* _Records shown_
[Start]
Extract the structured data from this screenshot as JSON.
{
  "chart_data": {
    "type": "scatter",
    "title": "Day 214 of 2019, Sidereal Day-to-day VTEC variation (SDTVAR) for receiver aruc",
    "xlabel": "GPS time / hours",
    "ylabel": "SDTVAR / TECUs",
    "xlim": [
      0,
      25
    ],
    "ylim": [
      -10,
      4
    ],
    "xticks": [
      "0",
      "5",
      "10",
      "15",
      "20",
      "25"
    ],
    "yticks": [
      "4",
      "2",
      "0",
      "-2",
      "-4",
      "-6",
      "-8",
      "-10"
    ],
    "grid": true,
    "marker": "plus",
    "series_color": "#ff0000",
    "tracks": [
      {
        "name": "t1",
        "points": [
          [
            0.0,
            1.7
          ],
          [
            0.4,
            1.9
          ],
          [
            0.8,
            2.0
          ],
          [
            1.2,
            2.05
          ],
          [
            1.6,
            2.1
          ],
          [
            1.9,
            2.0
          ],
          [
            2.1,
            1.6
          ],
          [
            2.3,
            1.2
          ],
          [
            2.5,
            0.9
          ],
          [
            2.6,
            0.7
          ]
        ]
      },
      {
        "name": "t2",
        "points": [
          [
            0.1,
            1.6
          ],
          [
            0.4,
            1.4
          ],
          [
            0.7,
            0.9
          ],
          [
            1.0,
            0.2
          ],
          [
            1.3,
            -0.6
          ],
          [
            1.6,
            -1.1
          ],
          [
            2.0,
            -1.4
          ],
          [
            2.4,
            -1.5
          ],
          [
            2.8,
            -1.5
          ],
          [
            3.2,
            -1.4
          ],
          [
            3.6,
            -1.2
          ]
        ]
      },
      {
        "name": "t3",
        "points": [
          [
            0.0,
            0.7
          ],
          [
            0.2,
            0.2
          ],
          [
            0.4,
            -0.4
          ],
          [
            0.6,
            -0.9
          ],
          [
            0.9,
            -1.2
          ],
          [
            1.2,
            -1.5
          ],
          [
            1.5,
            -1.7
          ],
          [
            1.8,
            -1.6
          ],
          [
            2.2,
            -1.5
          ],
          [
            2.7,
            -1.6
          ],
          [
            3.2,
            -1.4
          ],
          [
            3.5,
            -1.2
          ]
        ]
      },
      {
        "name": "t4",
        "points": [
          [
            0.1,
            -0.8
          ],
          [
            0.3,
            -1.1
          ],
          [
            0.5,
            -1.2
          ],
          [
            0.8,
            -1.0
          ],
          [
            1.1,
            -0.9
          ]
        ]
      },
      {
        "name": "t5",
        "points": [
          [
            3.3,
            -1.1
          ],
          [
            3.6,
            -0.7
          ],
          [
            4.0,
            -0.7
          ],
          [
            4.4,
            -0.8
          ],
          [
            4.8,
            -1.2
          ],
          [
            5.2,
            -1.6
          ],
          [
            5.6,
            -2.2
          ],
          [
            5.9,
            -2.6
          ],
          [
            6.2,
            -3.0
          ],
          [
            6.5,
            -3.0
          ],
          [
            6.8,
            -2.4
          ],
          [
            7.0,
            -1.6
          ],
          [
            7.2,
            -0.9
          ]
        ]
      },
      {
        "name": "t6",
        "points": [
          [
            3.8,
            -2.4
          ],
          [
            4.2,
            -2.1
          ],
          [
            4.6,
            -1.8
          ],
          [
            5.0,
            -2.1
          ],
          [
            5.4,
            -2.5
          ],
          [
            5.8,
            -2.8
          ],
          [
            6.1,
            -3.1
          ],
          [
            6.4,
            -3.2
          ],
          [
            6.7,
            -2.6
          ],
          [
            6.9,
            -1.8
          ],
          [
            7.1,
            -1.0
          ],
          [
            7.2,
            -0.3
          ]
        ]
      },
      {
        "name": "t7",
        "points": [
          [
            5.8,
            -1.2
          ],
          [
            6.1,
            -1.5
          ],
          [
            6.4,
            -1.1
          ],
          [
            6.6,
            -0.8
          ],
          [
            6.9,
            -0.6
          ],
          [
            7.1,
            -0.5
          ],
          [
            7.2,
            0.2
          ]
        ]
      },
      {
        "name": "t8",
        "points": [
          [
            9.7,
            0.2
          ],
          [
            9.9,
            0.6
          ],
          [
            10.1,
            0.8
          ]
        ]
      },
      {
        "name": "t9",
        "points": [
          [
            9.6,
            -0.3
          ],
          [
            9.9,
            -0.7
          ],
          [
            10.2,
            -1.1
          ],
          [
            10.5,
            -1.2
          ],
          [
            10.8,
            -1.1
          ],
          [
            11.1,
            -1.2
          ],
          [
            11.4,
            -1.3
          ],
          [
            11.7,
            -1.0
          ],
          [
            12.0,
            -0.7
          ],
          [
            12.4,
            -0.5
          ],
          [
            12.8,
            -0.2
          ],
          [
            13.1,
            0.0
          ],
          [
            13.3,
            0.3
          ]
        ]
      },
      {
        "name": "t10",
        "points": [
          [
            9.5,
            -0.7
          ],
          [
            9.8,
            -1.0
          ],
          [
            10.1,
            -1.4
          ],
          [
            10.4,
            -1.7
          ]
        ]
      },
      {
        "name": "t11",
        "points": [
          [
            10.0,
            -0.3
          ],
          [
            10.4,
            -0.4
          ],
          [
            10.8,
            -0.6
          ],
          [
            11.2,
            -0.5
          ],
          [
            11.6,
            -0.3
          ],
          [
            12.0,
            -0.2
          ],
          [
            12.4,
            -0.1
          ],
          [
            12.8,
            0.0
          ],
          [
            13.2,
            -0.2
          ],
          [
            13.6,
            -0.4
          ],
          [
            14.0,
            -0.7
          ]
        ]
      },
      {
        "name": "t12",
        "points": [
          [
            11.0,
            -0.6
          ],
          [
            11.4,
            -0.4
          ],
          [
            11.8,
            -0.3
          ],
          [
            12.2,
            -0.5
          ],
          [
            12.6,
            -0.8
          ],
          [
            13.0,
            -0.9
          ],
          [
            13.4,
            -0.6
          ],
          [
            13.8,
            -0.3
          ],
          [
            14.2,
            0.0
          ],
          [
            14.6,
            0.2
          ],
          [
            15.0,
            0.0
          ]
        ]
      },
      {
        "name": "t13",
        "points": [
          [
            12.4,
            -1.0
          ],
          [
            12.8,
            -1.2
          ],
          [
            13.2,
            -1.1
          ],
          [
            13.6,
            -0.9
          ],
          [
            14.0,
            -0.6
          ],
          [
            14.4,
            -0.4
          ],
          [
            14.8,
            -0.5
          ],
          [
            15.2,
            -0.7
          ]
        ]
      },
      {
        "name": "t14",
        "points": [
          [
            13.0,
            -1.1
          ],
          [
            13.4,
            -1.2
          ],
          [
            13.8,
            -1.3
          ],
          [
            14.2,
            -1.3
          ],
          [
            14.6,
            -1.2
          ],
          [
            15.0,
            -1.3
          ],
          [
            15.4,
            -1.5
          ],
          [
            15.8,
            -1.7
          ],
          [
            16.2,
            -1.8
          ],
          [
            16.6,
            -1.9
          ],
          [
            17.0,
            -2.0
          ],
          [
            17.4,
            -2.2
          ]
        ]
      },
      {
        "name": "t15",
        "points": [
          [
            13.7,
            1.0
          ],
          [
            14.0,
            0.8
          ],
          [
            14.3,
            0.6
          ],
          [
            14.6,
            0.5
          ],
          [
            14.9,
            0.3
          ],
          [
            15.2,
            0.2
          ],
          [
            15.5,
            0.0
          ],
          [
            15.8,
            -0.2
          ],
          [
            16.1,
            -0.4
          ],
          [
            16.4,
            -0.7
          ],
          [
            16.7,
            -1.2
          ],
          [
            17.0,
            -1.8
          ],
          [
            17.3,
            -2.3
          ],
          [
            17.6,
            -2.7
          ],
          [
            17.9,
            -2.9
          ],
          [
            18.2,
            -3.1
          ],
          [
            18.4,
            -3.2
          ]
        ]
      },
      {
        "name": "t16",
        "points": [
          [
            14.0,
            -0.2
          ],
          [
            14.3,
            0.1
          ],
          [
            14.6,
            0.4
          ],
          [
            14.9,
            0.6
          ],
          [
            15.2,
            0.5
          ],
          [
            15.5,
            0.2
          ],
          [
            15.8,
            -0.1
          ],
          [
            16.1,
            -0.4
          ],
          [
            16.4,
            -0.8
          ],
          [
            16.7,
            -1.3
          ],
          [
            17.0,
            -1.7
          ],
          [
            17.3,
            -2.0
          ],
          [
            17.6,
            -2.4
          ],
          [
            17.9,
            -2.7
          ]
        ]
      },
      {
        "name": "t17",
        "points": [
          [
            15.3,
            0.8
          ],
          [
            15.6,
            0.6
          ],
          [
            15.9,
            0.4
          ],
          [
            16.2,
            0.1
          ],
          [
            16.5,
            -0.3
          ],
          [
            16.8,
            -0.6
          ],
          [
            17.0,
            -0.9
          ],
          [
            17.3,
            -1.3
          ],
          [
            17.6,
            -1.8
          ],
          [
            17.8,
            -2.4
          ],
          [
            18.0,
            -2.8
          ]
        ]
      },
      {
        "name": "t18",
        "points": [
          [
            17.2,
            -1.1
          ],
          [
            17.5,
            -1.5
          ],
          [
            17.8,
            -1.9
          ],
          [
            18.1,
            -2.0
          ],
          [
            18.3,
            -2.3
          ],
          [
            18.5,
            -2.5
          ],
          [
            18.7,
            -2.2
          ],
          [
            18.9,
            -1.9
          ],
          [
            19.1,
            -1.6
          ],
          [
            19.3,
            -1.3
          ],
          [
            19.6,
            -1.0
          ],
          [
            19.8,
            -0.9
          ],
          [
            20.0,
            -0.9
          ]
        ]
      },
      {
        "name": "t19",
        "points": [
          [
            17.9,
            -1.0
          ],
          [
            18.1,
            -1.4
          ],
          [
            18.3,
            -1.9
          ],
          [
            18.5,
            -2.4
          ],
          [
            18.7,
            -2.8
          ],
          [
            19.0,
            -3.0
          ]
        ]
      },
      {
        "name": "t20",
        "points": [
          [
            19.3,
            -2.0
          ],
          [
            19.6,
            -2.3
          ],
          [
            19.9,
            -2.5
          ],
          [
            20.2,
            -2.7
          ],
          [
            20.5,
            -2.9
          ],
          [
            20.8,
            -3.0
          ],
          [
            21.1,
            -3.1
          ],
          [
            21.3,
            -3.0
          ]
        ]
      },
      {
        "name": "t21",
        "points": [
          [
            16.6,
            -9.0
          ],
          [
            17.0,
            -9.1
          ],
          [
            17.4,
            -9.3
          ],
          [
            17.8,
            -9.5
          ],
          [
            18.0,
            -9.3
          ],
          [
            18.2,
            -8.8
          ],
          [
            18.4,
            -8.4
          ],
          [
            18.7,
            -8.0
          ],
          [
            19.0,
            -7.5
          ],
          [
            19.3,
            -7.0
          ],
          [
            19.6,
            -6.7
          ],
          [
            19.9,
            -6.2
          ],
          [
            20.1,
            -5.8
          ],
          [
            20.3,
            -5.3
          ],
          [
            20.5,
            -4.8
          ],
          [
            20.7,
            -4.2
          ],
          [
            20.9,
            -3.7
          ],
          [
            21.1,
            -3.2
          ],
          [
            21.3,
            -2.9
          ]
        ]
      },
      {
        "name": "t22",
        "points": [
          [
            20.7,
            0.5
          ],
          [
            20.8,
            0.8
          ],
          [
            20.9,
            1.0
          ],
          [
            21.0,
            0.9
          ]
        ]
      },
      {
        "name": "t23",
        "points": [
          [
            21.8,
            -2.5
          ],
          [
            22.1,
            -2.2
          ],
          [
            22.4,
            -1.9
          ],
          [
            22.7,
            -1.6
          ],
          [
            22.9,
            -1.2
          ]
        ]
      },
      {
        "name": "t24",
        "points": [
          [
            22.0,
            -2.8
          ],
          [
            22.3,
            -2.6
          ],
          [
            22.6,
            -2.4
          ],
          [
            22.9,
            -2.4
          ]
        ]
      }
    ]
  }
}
[End]
* _Exercise brief_
Find all lines where the word "SDTVAR" appears. Copy them.

* _Complete response_
    "title": "Day 214 of 2019, Sidereal Day-to-day VTEC variation (SDTVAR) for receiver aruc",
    "ylabel": "SDTVAR / TECUs",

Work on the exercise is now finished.